Below are the records; reproduce all of them exactly but without any images.

───── DATA PROVIDED ─────

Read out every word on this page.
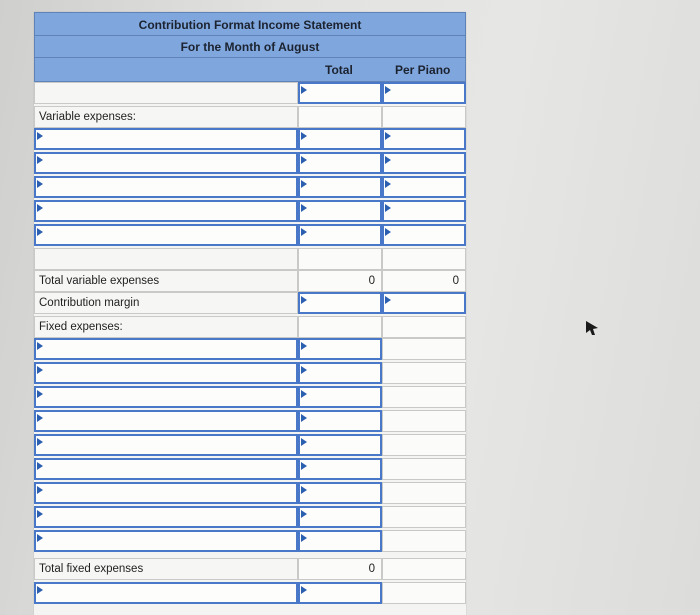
Contribution Format Income Statement
For the Month of August
Total	Per Piano
Variable expenses:
Total variable expenses	0	0
Contribution margin
Fixed expenses:
Total fixed expenses	0
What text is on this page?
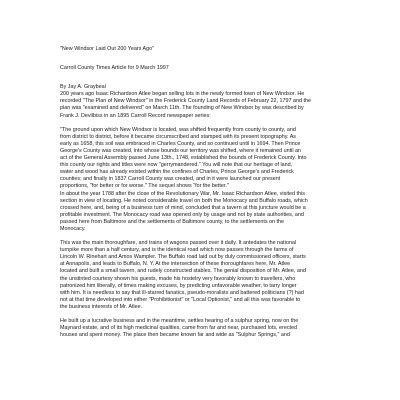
"New Windsor Laid Out 200 Years Ago"

Carroll County Times Article for 9 March 1997

By Jay A. Graybeal

200 years ago Isaac Richardson Atlee began selling lots in the newly formed town of New Windsor. He

recorded "The Plan of New Windsor" in the Frederick County Land Records of February 22, 1797 and the

plan was "examined and delivered" on March 11th. The founding of New Windsor by was described by

Frank J. Devilbiss in an 1895 Carroll Record newspaper series:

"The ground upon which New Windsor is located, was shifted frequently from county to county, and

from district to district, before it became circumscribed and stamped with its present topography. As

early as 1658, this soil was embraced in Charles County, and so continued until in 1694. Then Prince

George's County was created, into whose bounds our territory was shifted, where it remained until an

act of the General Assembly passed June 13th., 1748, established the bounds of Frederick County. Into

this county our rights and titles were now "gerrymandered." You will note that our heritage of land,

water and wood has already existed within the confines of Charles, Prince George's and Frederick

counties; and finally in 1837 Carroll County was created, and in it were launched our present

proportions, "for better or for worse." The sequel shows "for the better."

In about the year 1788 after the close of the Revolutionary War, Mr. Isaac Richardson Atlee, visited this

section in view of locating. He noted considerable travel on both the Monocacy and Buffalo roads, which

crossed here, and, being of a business turn of mind, concluded that a tavern at this juncture would be a

profitable investment. The Monocacy road was opened only by usage and not by state authorities, and

passed here from Baltimore and the settlements of Baltimore county, to the settlements on the

Monocacy.

This was the main thoroughfare, and trains of wagons passed over it daily. It antedates the national

turnpike more than a half century, and is the identical road which now passes through the farms of

Lincoln W. Rinehart and Amos Wampler. The Buffalo road laid out by duly commissioned officers, starts

at Annapolis, and leads to Buffalo, N. Y. At the intersection of these thoroughfares here, Mr. Atlee

located and built a small tavern, and rudely constructed stables. The genial disposition of Mr. Atlee, and

the unstinted courtesy shown his guests, made his hostelry very favorably known to travellers, who

patronized him liberally, of times making excuses, by predicting unfavorable weather, to tarry longer

with him. It is needless to say that ill-starred fanatics, pseudo-moralists and battered politicians (?) had

not at that time developed into either "Prohibitionist" or "Local Optionist," and all this was favorable to

the business interests of Mr. Atlee.

He built up a lucrative business and in the meantime, settles hearing of a sulphur spring, now on the

Maynard estate, and of its high medicinal qualities, came from far and near, purchased lots, erected

houses and spent money. The place then became known far and wide as "Sulphur Springs," and
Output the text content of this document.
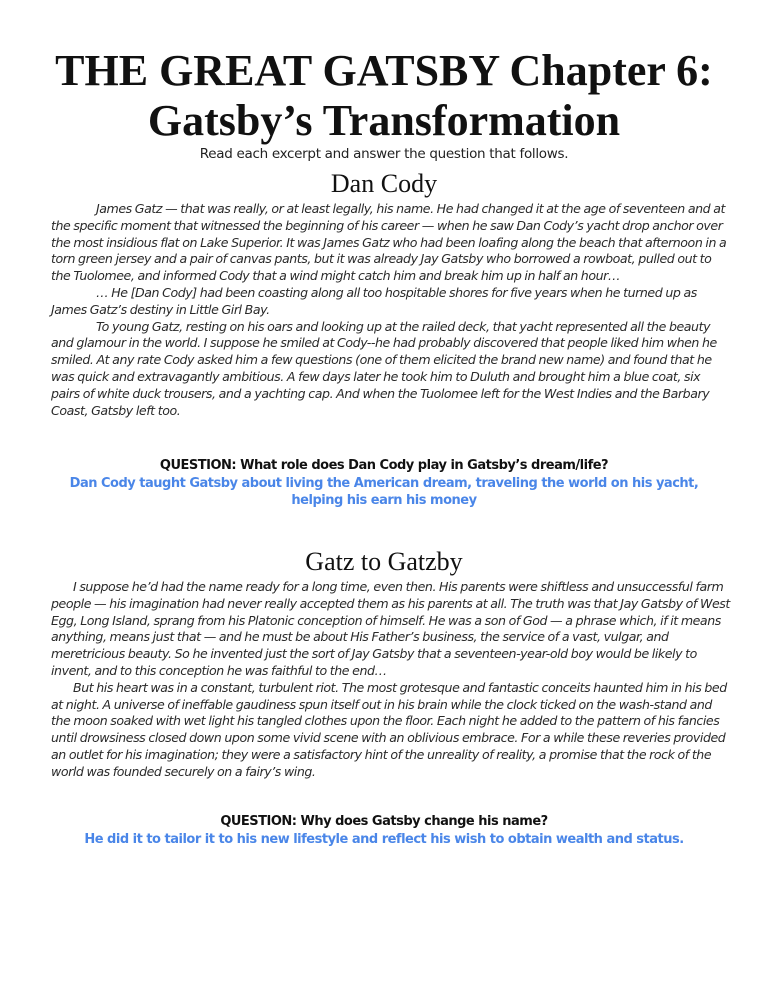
THE GREAT GATSBY Chapter 6:
Gatsby’s Transformation
Read each excerpt and answer the question that follows.
Dan Cody

James Gatz — that was really, or at least legally, his name. He had changed it at the age of seventeen and at the specific moment that witnessed the beginning of his career — when he saw Dan Cody’s yacht drop anchor over the most insidious flat on Lake Superior. It was James Gatz who had been loafing along the beach that afternoon in a torn green jersey and a pair of canvas pants, but it was already Jay Gatsby who borrowed a rowboat, pulled out to the Tuolomee, and informed Cody that a wind might catch him and break him up in half an hour…

… He [Dan Cody] had been coasting along all too hospitable shores for five years when he turned up as James Gatz’s destiny in Little Girl Bay.

To young Gatz, resting on his oars and looking up at the railed deck, that yacht represented all the beauty and glamour in the world. I suppose he smiled at Cody--he had probably discovered that people liked him when he smiled. At any rate Cody asked him a few questions (one of them elicited the brand new name) and found that he was quick and extravagantly ambitious. A few days later he took him to Duluth and brought him a blue coat, six pairs of white duck trousers, and a yachting cap. And when the Tuolomee left for the West Indies and the Barbary Coast, Gatsby left too.

QUESTION: What role does Dan Cody play in Gatsby’s dream/life?
Dan Cody taught Gatsby about living the American dream, traveling the world on his yacht, helping his earn his money
Gatz to Gatzby

I suppose he’d had the name ready for a long time, even then. His parents were shiftless and unsuccessful farm people — his imagination had never really accepted them as his parents at all. The truth was that Jay Gatsby of West Egg, Long Island, sprang from his Platonic conception of himself. He was a son of God — a phrase which, if it means anything, means just that — and he must be about His Father’s business, the service of a vast, vulgar, and meretricious beauty. So he invented just the sort of Jay Gatsby that a seventeen-year-old boy would be likely to invent, and to this conception he was faithful to the end…

But his heart was in a constant, turbulent riot. The most grotesque and fantastic conceits haunted him in his bed at night. A universe of ineffable gaudiness spun itself out in his brain while the clock ticked on the wash-stand and the moon soaked with wet light his tangled clothes upon the floor. Each night he added to the pattern of his fancies until drowsiness closed down upon some vivid scene with an oblivious embrace. For a while these reveries provided an outlet for his imagination; they were a satisfactory hint of the unreality of reality, a promise that the rock of the world was founded securely on a fairy’s wing.

QUESTION: Why does Gatsby change his name?
He did it to tailor it to his new lifestyle and reflect his wish to obtain wealth and status.
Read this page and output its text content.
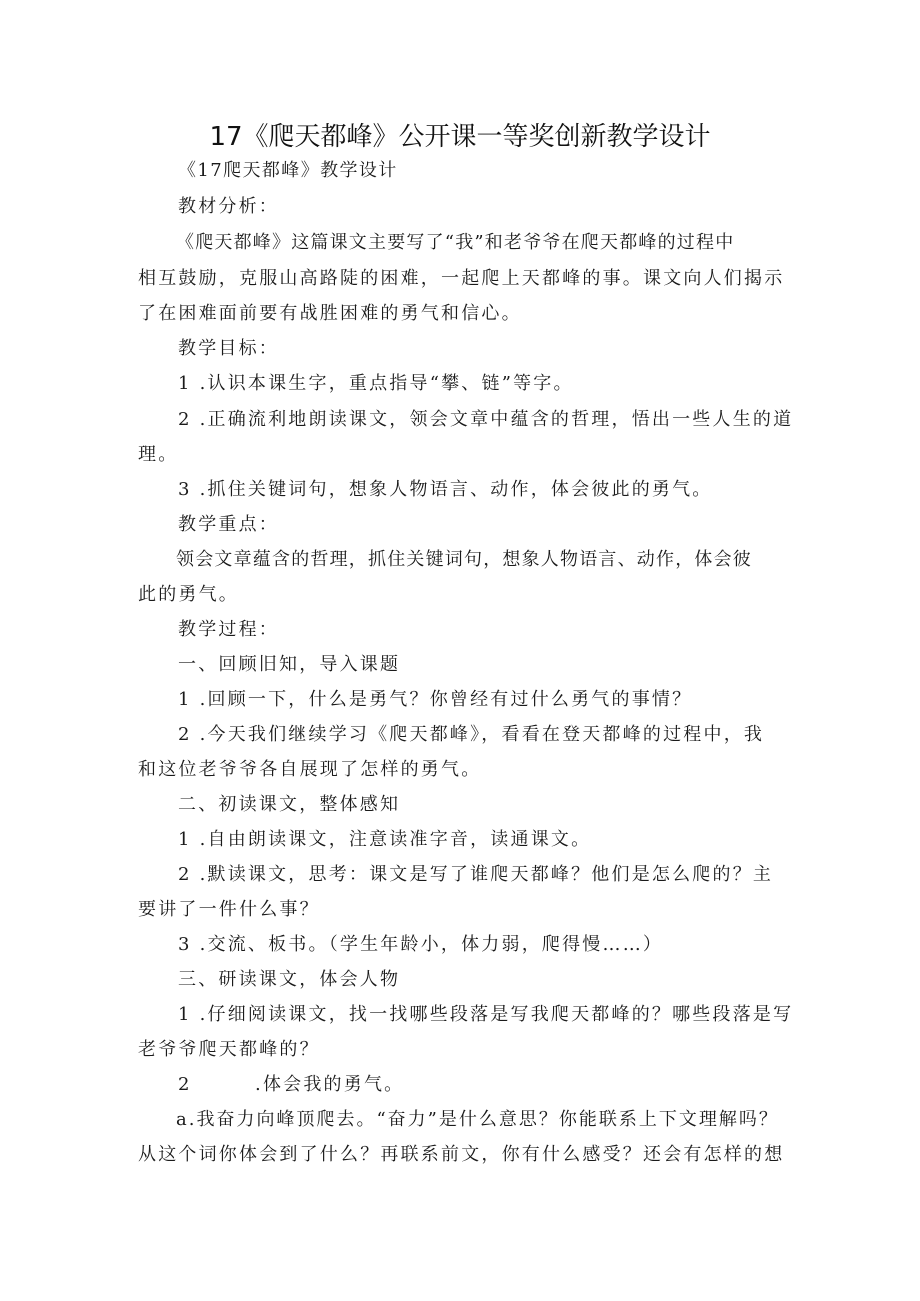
17《爬天都峰》公开课一等奖创新教学设计
《17爬天都峰》教学设计
教材分析：
《爬天都峰》这篇课文主要写了“我”和老爷爷在爬天都峰的过程中
相互鼓励，克服山高路陡的困难，一起爬上天都峰的事。课文向人们揭示
了在困难面前要有战胜困难的勇气和信心。
教学目标：
1 .认识本课生字，重点指导“攀、链”等字。
2 .正确流利地朗读课文，领会文章中蕴含的哲理，悟出一些人生的道
理。
3 .抓住关键词句，想象人物语言、动作，体会彼此的勇气。
教学重点：
领会文章蕴含的哲理，抓住关键词句，想象人物语言、动作，体会彼
此的勇气。
教学过程：
一、回顾旧知，导入课题
1 .回顾一下，什么是勇气？你曾经有过什么勇气的事情？
2 .今天我们继续学习《爬天都峰》，看看在登天都峰的过程中，我
和这位老爷爷各自展现了怎样的勇气。
二、初读课文，整体感知
1 .自由朗读课文，注意读准字音，读通课文。
2 .默读课文，思考：课文是写了谁爬天都峰？他们是怎么爬的？主
要讲了一件什么事？
3 .交流、板书。（学生年龄小，体力弱，爬得慢……）
三、研读课文，体会人物
1 .仔细阅读课文，找一找哪些段落是写我爬天都峰的？哪些段落是写
老爷爷爬天都峰的？
2        .体会我的勇气。
a.我奋力向峰顶爬去。“奋力”是什么意思？你能联系上下文理解吗？
从这个词你体会到了什么？再联系前文，你有什么感受？还会有怎样的想
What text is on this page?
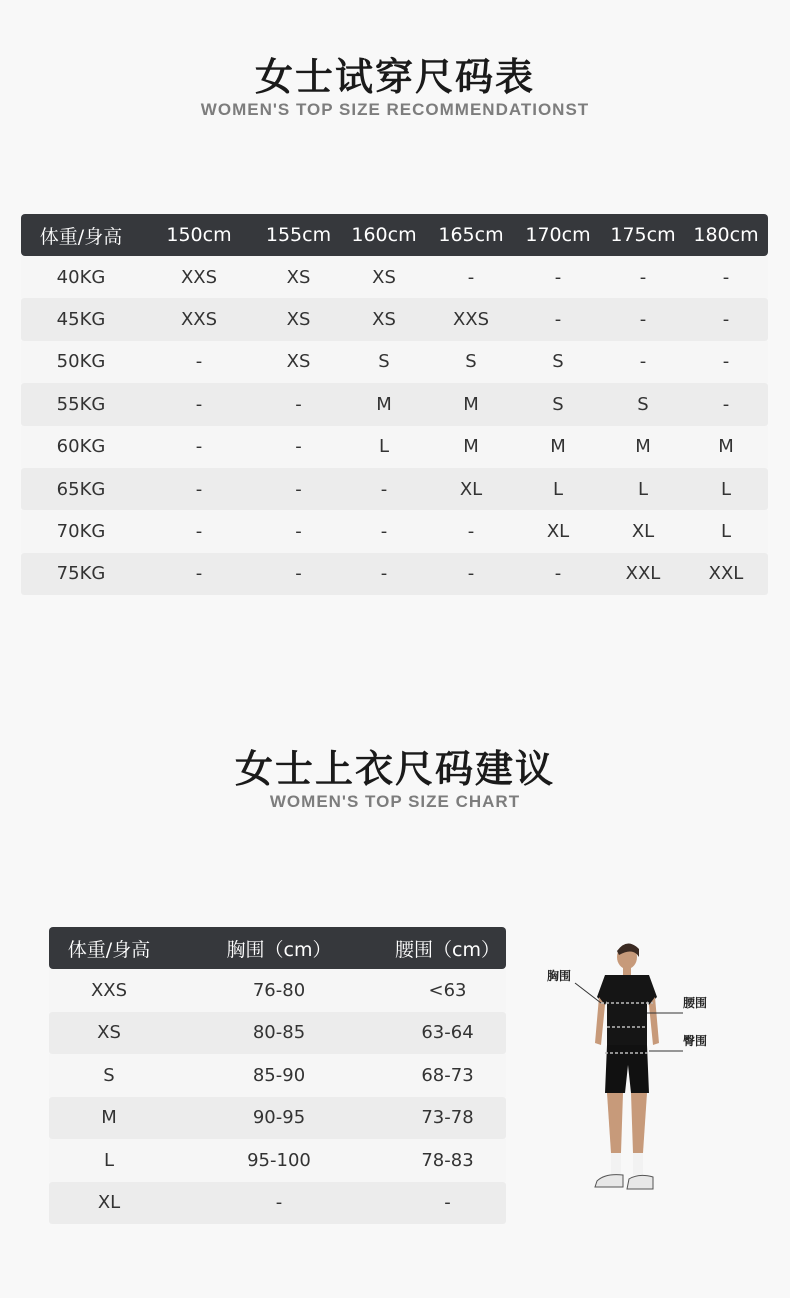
女士试穿尺码表
WOMEN'S TOP SIZE RECOMMENDATIONST
体重/身高	150cm	155cm	160cm	165cm	170cm	175cm 180cm
40KG	XXS	XS	XS	-	-	-	-
45KG	XXS	XS	XS	XXS	-	-	-
50KG	-	XS	S	S	S	-	-
55KG	-	-	M	M	S	S	-
60KG	-	-	L	M	M	M	M
65KG	-	-	-	XL	L	L	L
70KG	-	-	-	-	XL	XL	L
75KG	-	-	-	-	-	XXL	XXL
女士上衣尺码建议
WOMEN'S TOP SIZE CHART
体重/身高	胸围（cm）	腰围（cm）
XXS	76-80	<63
XS	80-85	63-64
S	85-90	68-73
M	90-95	73-78
L	95-100	78-83
XL	-	-
胸围
腰围
臀围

─────

EXPECTED ANSWER:
Read out every word on this page.
Contribution Format Income Statement
For the Month of August
Total	Per Piano
Variable expenses:
Total variable expenses	0	0
Contribution margin
Fixed expenses:
Total fixed expenses	0
What text is on this page?
"New Windsor Laid Out 200 Years Ago"

Carroll County Times Article for 9 March 1997

By Jay A. Graybeal

200 years ago Isaac Richardson Atlee began selling lots in the newly formed town of New Windsor. He

recorded "The Plan of New Windsor" in the Frederick County Land Records of February 22, 1797 and the

plan was "examined and delivered" on March 11th. The founding of New Windsor by was described by

Frank J. Devilbiss in an 1895 Carroll Record newspaper series:

"The ground upon which New Windsor is located, was shifted frequently from county to county, and

from district to district, before it became circumscribed and stamped with its present topography. As

early as 1658, this soil was embraced in Charles County, and so continued until in 1694. Then Prince

George's County was created, into whose bounds our territory was shifted, where it remained until an

act of the General Assembly passed June 13th., 1748, established the bounds of Frederick County. Into

this county our rights and titles were now "gerrymandered." You will note that our heritage of land,

water and wood has already existed within the confines of Charles, Prince George's and Frederick

counties; and finally in 1837 Carroll County was created, and in it were launched our present

proportions, "for better or for worse." The sequel shows "for the better."

In about the year 1788 after the close of the Revolutionary War, Mr. Isaac Richardson Atlee, visited this

section in view of locating. He noted considerable travel on both the Monocacy and Buffalo roads, which

crossed here, and, being of a business turn of mind, concluded that a tavern at this juncture would be a

profitable investment. The Monocacy road was opened only by usage and not by state authorities, and

passed here from Baltimore and the settlements of Baltimore county, to the settlements on the

Monocacy.

This was the main thoroughfare, and trains of wagons passed over it daily. It antedates the national

turnpike more than a half century, and is the identical road which now passes through the farms of

Lincoln W. Rinehart and Amos Wampler. The Buffalo road laid out by duly commissioned officers, starts

at Annapolis, and leads to Buffalo, N. Y. At the intersection of these thoroughfares here, Mr. Atlee

located and built a small tavern, and rudely constructed stables. The genial disposition of Mr. Atlee, and

the unstinted courtesy shown his guests, made his hostelry very favorably known to travellers, who

patronized him liberally, of times making excuses, by predicting unfavorable weather, to tarry longer

with him. It is needless to say that ill-starred fanatics, pseudo-moralists and battered politicians (?) had

not at that time developed into either "Prohibitionist" or "Local Optionist," and all this was favorable to

the business interests of Mr. Atlee.

He built up a lucrative business and in the meantime, settles hearing of a sulphur spring, now on the

Maynard estate, and of its high medicinal qualities, came from far and near, purchased lots, erected

houses and spent money. The place then became known far and wide as "Sulphur Springs," and
Output the text content of this document.
THE GREAT GATSBY Chapter 6:
Gatsby’s Transformation
Read each excerpt and answer the question that follows.
Dan Cody

James Gatz — that was really, or at least legally, his name. He had changed it at the age of seventeen and at the specific moment that witnessed the beginning of his career — when he saw Dan Cody’s yacht drop anchor over the most insidious flat on Lake Superior. It was James Gatz who had been loafing along the beach that afternoon in a torn green jersey and a pair of canvas pants, but it was already Jay Gatsby who borrowed a rowboat, pulled out to the Tuolomee, and informed Cody that a wind might catch him and break him up in half an hour…

… He [Dan Cody] had been coasting along all too hospitable shores for five years when he turned up as James Gatz’s destiny in Little Girl Bay.

To young Gatz, resting on his oars and looking up at the railed deck, that yacht represented all the beauty and glamour in the world. I suppose he smiled at Cody--he had probably discovered that people liked him when he smiled. At any rate Cody asked him a few questions (one of them elicited the brand new name) and found that he was quick and extravagantly ambitious. A few days later he took him to Duluth and brought him a blue coat, six pairs of white duck trousers, and a yachting cap. And when the Tuolomee left for the West Indies and the Barbary Coast, Gatsby left too.

QUESTION: What role does Dan Cody play in Gatsby’s dream/life?
Dan Cody taught Gatsby about living the American dream, traveling the world on his yacht, helping his earn his money
Gatz to Gatzby

I suppose he’d had the name ready for a long time, even then. His parents were shiftless and unsuccessful farm people — his imagination had never really accepted them as his parents at all. The truth was that Jay Gatsby of West Egg, Long Island, sprang from his Platonic conception of himself. He was a son of God — a phrase which, if it means anything, means just that — and he must be about His Father’s business, the service of a vast, vulgar, and meretricious beauty. So he invented just the sort of Jay Gatsby that a seventeen-year-old boy would be likely to invent, and to this conception he was faithful to the end…

But his heart was in a constant, turbulent riot. The most grotesque and fantastic conceits haunted him in his bed at night. A universe of ineffable gaudiness spun itself out in his brain while the clock ticked on the wash-stand and the moon soaked with wet light his tangled clothes upon the floor. Each night he added to the pattern of his fancies until drowsiness closed down upon some vivid scene with an oblivious embrace. For a while these reveries provided an outlet for his imagination; they were a satisfactory hint of the unreality of reality, a promise that the rock of the world was founded securely on a fairy’s wing.

QUESTION: Why does Gatsby change his name?
He did it to tailor it to his new lifestyle and reflect his wish to obtain wealth and status.
Read this page and output its text content.
17《爬天都峰》公开课一等奖创新教学设计
《17爬天都峰》教学设计
教材分析：
《爬天都峰》这篇课文主要写了“我”和老爷爷在爬天都峰的过程中
相互鼓励，克服山高路陡的困难，一起爬上天都峰的事。课文向人们揭示
了在困难面前要有战胜困难的勇气和信心。
教学目标：
1 .认识本课生字，重点指导“攀、链”等字。
2 .正确流利地朗读课文，领会文章中蕴含的哲理，悟出一些人生的道
理。
3 .抓住关键词句，想象人物语言、动作，体会彼此的勇气。
教学重点：
领会文章蕴含的哲理，抓住关键词句，想象人物语言、动作，体会彼
此的勇气。
教学过程：
一、回顾旧知，导入课题
1 .回顾一下，什么是勇气？你曾经有过什么勇气的事情？
2 .今天我们继续学习《爬天都峰》，看看在登天都峰的过程中，我
和这位老爷爷各自展现了怎样的勇气。
二、初读课文，整体感知
1 .自由朗读课文，注意读准字音，读通课文。
2 .默读课文，思考：课文是写了谁爬天都峰？他们是怎么爬的？主
要讲了一件什么事？
3 .交流、板书。（学生年龄小，体力弱，爬得慢……）
三、研读课文，体会人物
1 .仔细阅读课文，找一找哪些段落是写我爬天都峰的？哪些段落是写
老爷爷爬天都峰的？
2        .体会我的勇气。
a.我奋力向峰顶爬去。“奋力”是什么意思？你能联系上下文理解吗？
从这个词你体会到了什么？再联系前文，你有什么感受？还会有怎样的想
What text is on this page?
女士试穿尺码表
WOMEN'S TOP SIZE RECOMMENDATIONST
体重/身高	150cm	155cm	160cm	165cm	170cm	175cm 180cm
40KG	XXS	XS	XS	-	-	-	-
45KG	XXS	XS	XS	XXS	-	-	-
50KG	-	XS	S	S	S	-	-
55KG	-	-	M	M	S	S	-
60KG	-	-	L	M	M	M	M
65KG	-	-	-	XL	L	L	L
70KG	-	-	-	-	XL	XL	L
75KG	-	-	-	-	-	XXL	XXL
女士上衣尺码建议
WOMEN'S TOP SIZE CHART
体重/身高	胸围（cm）	腰围（cm）
XXS	76-80	<63
XS	80-85	63-64
S	85-90	68-73
M	90-95	73-78
L	95-100	78-83
XL	-	-
胸围
腰围
臀围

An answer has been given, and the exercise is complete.